===== Material =====

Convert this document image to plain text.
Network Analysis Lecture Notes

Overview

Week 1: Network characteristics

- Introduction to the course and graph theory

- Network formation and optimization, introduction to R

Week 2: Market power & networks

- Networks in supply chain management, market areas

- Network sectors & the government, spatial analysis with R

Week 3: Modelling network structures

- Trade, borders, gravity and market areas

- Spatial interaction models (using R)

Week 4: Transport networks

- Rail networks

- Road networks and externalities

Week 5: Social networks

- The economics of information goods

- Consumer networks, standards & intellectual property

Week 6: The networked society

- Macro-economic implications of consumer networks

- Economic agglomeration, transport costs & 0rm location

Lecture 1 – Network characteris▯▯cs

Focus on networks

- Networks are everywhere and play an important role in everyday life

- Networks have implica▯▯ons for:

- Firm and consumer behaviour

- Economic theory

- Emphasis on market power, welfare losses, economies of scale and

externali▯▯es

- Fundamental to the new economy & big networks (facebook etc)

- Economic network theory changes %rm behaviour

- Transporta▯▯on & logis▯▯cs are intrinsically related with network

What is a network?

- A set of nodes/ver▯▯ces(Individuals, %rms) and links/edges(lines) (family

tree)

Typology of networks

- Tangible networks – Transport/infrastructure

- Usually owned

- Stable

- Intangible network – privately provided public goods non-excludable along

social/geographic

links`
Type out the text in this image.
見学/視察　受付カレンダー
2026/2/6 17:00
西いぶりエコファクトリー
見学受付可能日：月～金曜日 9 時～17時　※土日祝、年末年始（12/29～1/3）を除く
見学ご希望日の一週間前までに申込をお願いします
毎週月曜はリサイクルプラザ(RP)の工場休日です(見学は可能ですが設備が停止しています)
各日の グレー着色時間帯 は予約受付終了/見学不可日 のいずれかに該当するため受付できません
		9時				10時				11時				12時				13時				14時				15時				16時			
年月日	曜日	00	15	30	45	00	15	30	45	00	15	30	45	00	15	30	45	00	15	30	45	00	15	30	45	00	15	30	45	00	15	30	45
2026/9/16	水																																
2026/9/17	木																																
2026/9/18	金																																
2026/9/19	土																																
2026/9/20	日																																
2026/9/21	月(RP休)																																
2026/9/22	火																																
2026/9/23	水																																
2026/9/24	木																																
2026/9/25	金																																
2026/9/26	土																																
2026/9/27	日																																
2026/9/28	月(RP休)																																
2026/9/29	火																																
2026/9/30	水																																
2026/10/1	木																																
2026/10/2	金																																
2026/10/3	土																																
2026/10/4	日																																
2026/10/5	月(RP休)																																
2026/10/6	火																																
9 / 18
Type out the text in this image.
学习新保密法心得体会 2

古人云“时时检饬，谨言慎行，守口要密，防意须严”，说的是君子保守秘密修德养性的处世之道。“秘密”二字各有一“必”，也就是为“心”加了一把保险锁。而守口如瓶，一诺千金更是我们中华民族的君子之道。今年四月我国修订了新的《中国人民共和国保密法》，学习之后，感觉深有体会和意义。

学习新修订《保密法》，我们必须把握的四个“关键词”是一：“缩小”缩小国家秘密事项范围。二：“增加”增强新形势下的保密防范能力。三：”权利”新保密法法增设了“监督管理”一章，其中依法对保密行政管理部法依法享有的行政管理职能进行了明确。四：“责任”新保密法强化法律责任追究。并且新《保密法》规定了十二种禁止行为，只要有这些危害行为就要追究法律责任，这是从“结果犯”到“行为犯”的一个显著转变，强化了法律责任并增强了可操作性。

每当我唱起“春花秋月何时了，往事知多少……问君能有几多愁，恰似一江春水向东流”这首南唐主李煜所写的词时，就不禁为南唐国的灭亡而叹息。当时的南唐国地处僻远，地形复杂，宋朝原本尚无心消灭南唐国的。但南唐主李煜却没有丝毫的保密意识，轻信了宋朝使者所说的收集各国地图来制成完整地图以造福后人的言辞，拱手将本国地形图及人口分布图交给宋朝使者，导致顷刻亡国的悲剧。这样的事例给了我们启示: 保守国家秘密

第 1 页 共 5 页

=====

» **What this task involves**
In the entries above, find every line holding the word "links" and copy it out.

» **Task result**
- A set of nodes/ver▯▯ces(Individuals, %rms) and links/edges(lines) (family
links`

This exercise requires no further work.